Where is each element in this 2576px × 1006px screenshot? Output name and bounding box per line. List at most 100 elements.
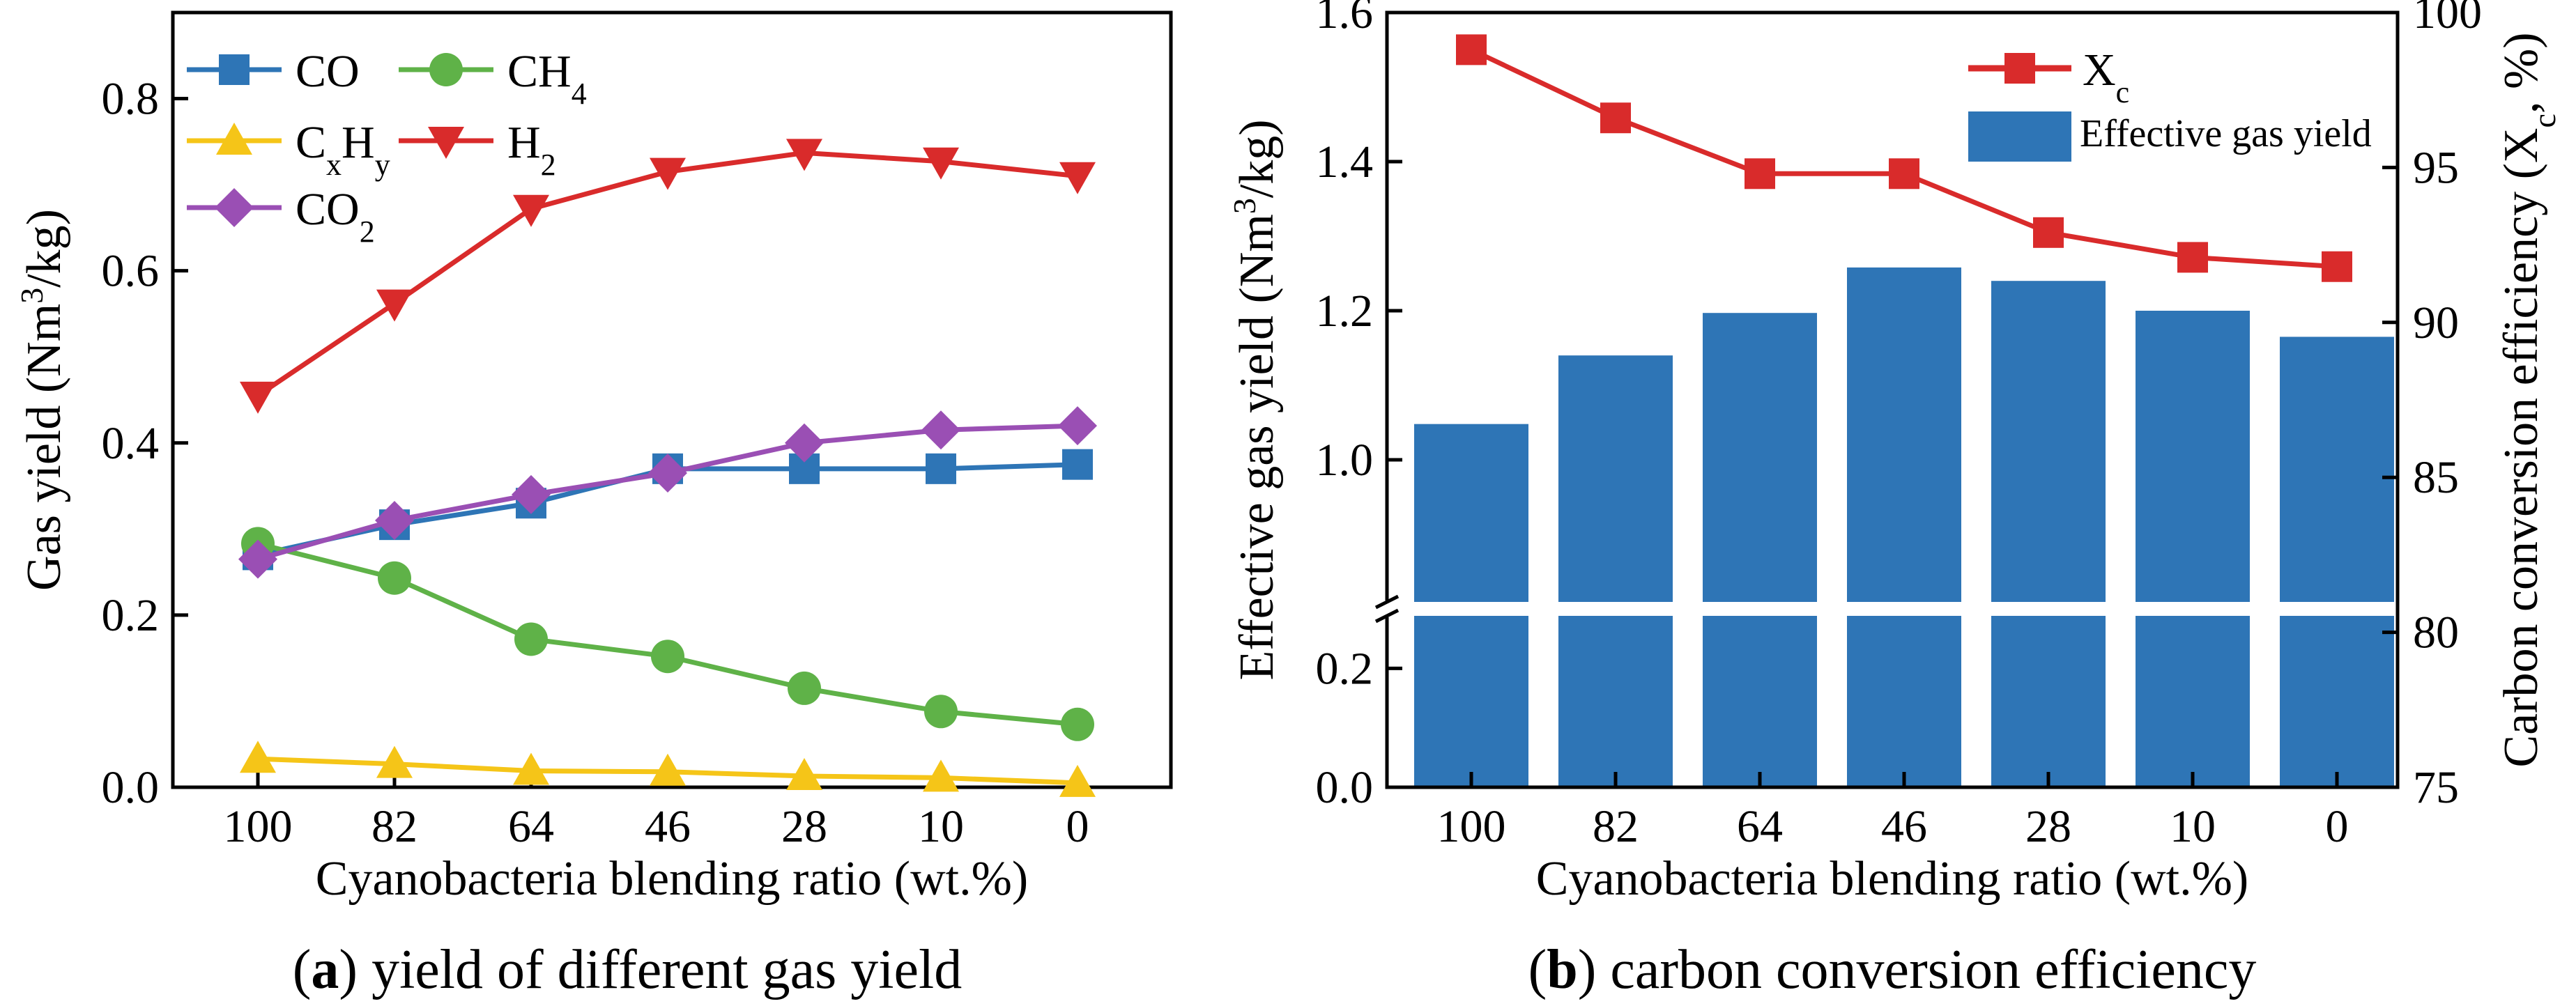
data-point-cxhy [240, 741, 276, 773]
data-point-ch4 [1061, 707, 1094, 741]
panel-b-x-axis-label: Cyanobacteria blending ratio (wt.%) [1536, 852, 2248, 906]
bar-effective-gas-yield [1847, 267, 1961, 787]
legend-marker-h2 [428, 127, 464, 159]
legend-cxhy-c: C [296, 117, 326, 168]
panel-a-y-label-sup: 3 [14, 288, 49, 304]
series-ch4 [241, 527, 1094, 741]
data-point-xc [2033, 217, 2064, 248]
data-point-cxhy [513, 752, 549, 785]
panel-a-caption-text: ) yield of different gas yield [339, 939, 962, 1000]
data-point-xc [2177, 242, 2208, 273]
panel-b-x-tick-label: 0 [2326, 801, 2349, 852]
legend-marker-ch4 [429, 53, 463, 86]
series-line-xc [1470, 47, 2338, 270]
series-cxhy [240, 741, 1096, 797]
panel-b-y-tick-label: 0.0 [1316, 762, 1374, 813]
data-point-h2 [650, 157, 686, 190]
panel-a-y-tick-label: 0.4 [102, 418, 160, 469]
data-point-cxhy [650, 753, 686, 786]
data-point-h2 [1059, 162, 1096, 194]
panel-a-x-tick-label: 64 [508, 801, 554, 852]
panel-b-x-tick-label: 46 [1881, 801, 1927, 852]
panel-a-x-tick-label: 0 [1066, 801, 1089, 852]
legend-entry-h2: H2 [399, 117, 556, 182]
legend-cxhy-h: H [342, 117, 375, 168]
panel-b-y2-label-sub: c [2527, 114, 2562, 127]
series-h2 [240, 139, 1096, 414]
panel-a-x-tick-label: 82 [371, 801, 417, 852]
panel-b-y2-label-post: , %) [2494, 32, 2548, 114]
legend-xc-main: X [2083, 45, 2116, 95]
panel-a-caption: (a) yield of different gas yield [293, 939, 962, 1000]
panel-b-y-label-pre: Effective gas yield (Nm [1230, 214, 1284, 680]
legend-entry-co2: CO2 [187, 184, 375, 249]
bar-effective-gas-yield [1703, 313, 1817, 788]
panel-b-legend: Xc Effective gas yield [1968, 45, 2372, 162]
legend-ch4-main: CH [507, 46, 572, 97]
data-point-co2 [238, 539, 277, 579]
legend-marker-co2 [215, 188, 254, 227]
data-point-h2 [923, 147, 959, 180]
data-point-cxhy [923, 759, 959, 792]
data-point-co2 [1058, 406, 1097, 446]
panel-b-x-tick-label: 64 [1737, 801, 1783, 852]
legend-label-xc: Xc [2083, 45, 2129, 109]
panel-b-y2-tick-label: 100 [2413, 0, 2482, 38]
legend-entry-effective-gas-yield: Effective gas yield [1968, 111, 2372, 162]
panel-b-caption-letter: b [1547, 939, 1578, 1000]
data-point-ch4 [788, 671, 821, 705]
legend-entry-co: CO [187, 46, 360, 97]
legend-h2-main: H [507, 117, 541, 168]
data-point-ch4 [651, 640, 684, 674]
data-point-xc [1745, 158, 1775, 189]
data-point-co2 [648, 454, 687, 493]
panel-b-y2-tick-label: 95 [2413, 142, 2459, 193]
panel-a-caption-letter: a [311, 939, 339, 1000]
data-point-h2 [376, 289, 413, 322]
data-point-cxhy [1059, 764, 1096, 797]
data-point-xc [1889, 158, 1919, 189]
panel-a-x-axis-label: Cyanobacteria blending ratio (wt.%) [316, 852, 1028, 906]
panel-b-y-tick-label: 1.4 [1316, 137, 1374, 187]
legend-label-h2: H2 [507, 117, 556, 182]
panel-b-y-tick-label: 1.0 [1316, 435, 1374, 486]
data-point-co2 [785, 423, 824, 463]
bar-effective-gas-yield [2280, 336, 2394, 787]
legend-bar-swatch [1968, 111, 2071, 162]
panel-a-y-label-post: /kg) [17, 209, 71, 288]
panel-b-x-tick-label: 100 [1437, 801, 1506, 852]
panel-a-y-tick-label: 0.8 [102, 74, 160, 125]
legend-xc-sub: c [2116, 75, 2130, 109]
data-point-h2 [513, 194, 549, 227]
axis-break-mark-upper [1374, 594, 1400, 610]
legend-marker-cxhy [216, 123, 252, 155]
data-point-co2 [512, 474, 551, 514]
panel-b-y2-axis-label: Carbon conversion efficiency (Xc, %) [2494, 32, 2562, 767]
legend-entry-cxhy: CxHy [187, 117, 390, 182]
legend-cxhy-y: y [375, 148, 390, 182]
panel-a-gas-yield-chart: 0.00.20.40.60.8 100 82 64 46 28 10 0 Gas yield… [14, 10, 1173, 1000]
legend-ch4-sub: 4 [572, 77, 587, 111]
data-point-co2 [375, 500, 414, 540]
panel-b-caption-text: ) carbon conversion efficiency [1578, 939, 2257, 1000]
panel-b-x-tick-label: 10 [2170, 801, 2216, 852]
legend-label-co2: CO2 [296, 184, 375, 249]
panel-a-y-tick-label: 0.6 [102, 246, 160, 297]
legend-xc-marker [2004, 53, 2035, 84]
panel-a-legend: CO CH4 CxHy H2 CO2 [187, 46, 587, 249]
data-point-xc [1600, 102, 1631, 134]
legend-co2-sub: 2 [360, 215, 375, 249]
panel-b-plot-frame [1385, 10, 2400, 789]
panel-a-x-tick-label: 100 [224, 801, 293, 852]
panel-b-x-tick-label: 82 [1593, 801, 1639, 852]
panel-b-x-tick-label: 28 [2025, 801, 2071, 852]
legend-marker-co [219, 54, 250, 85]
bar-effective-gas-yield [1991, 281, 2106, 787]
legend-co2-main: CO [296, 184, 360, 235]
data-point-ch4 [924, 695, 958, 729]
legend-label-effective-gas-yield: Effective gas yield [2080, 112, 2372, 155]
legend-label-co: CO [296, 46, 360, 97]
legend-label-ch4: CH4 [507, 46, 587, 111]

* [EXERCISE OBJECTIVE]: When you retype the records, keep every word exactly as written and exclude the pictures.

* [RESPONSE AREA]:
Where is each element in this 2576px × 1006px screenshot? Output name and bounding box per line. List at most 100 elements.
data-point-cxhy [240, 741, 276, 773]
data-point-ch4 [1061, 707, 1094, 741]
panel-b-x-axis-label: Cyanobacteria blending ratio (wt.%) [1536, 852, 2248, 906]
bar-effective-gas-yield [1847, 267, 1961, 787]
legend-marker-h2 [428, 127, 464, 159]
legend-cxhy-c: C [296, 117, 326, 168]
panel-a-y-label-sup: 3 [14, 288, 49, 304]
series-ch4 [241, 527, 1094, 741]
data-point-xc [2033, 217, 2064, 248]
data-point-cxhy [513, 752, 549, 785]
panel-a-caption-text: ) yield of different gas yield [339, 939, 962, 1000]
data-point-xc [2177, 242, 2208, 273]
panel-b-x-tick-label: 0 [2326, 801, 2349, 852]
legend-marker-ch4 [429, 53, 463, 86]
series-line-xc [1470, 47, 2338, 270]
series-cxhy [240, 741, 1096, 797]
panel-b-y-tick-label: 0.0 [1316, 762, 1374, 813]
data-point-h2 [650, 157, 686, 190]
panel-a-y-tick-label: 0.4 [102, 418, 160, 469]
data-point-cxhy [650, 753, 686, 786]
data-point-h2 [1059, 162, 1096, 194]
panel-a-x-tick-label: 64 [508, 801, 554, 852]
panel-b-x-tick-label: 46 [1881, 801, 1927, 852]
panel-a-x-tick-label: 0 [1066, 801, 1089, 852]
legend-entry-h2: H2 [399, 117, 556, 182]
legend-cxhy-h: H [342, 117, 375, 168]
panel-b-y2-label-sub: c [2527, 114, 2562, 127]
series-h2 [240, 139, 1096, 414]
panel-a-x-tick-label: 82 [371, 801, 417, 852]
panel-b-y2-label-post: , %) [2494, 32, 2548, 114]
legend-xc-main: X [2083, 45, 2116, 95]
panel-a-caption: (a) yield of different gas yield [293, 939, 962, 1000]
panel-b-y-label-pre: Effective gas yield (Nm [1230, 214, 1284, 680]
legend-entry-co2: CO2 [187, 184, 375, 249]
bar-effective-gas-yield [1703, 313, 1817, 788]
panel-b-legend: Xc Effective gas yield [1968, 45, 2372, 162]
legend-ch4-main: CH [507, 46, 572, 97]
data-point-co2 [238, 539, 277, 579]
legend-marker-co2 [215, 188, 254, 227]
data-point-h2 [923, 147, 959, 180]
data-point-cxhy [923, 759, 959, 792]
data-point-co2 [1058, 406, 1097, 446]
panel-b-x-tick-label: 64 [1737, 801, 1783, 852]
legend-label-xc: Xc [2083, 45, 2129, 109]
panel-b-y2-tick-label: 100 [2413, 0, 2482, 38]
legend-entry-effective-gas-yield: Effective gas yield [1968, 111, 2372, 162]
panel-b-caption-letter: b [1547, 939, 1578, 1000]
data-point-ch4 [788, 671, 821, 705]
legend-entry-co: CO [187, 46, 360, 97]
legend-h2-main: H [507, 117, 541, 168]
data-point-ch4 [651, 640, 684, 674]
data-point-xc [1745, 158, 1775, 189]
data-point-co2 [648, 454, 687, 493]
panel-b-y2-tick-label: 95 [2413, 142, 2459, 193]
panel-a-caption-letter: a [311, 939, 339, 1000]
data-point-h2 [376, 289, 413, 322]
data-point-cxhy [1059, 764, 1096, 797]
data-point-xc [1889, 158, 1919, 189]
panel-a-x-axis-label: Cyanobacteria blending ratio (wt.%) [316, 852, 1028, 906]
panel-b-y-tick-label: 1.4 [1316, 137, 1374, 187]
legend-label-h2: H2 [507, 117, 556, 182]
panel-b-y-tick-label: 1.0 [1316, 435, 1374, 486]
data-point-co2 [785, 423, 824, 463]
bar-effective-gas-yield [2280, 336, 2394, 787]
legend-bar-swatch [1968, 111, 2071, 162]
panel-a-y-label-post: /kg) [17, 209, 71, 288]
panel-b-x-tick-label: 100 [1437, 801, 1506, 852]
panel-a-y-tick-label: 0.8 [102, 74, 160, 125]
legend-xc-sub: c [2116, 75, 2130, 109]
data-point-h2 [513, 194, 549, 227]
axis-break-mark-upper [1374, 594, 1400, 610]
legend-marker-cxhy [216, 123, 252, 155]
data-point-co2 [512, 474, 551, 514]
panel-b-y2-axis-label: Carbon conversion efficiency (Xc, %) [2494, 32, 2562, 767]
legend-entry-cxhy: CxHy [187, 117, 390, 182]
legend-cxhy-y: y [375, 148, 390, 182]
panel-a-gas-yield-chart: 0.00.20.40.60.8 100 82 64 46 28 10 0 Gas yield… [14, 10, 1173, 1000]
legend-ch4-sub: 4 [572, 77, 587, 111]
data-point-co2 [375, 500, 414, 540]
panel-b-caption-text: ) carbon conversion efficiency [1578, 939, 2257, 1000]
panel-b-x-tick-label: 10 [2170, 801, 2216, 852]
legend-label-co2: CO2 [296, 184, 375, 249]
panel-a-y-tick-label: 0.6 [102, 246, 160, 297]
legend-xc-marker [2004, 53, 2035, 84]
panel-a-legend: CO CH4 CxHy H2 CO2 [187, 46, 587, 249]
data-point-xc [1600, 102, 1631, 134]
legend-co2-sub: 2 [360, 215, 375, 249]
panel-b-plot-frame [1385, 10, 2400, 789]
panel-a-x-tick-label: 100 [224, 801, 293, 852]
panel-b-x-tick-label: 82 [1593, 801, 1639, 852]
panel-b-x-tick-label: 28 [2025, 801, 2071, 852]
legend-marker-co [219, 54, 250, 85]
bar-effective-gas-yield [1991, 281, 2106, 787]
legend-co2-main: CO [296, 184, 360, 235]
data-point-ch4 [924, 695, 958, 729]
legend-label-effective-gas-yield: Effective gas yield [2080, 112, 2372, 155]
legend-label-co: CO [296, 46, 360, 97]
legend-label-ch4: CH4 [507, 46, 587, 111]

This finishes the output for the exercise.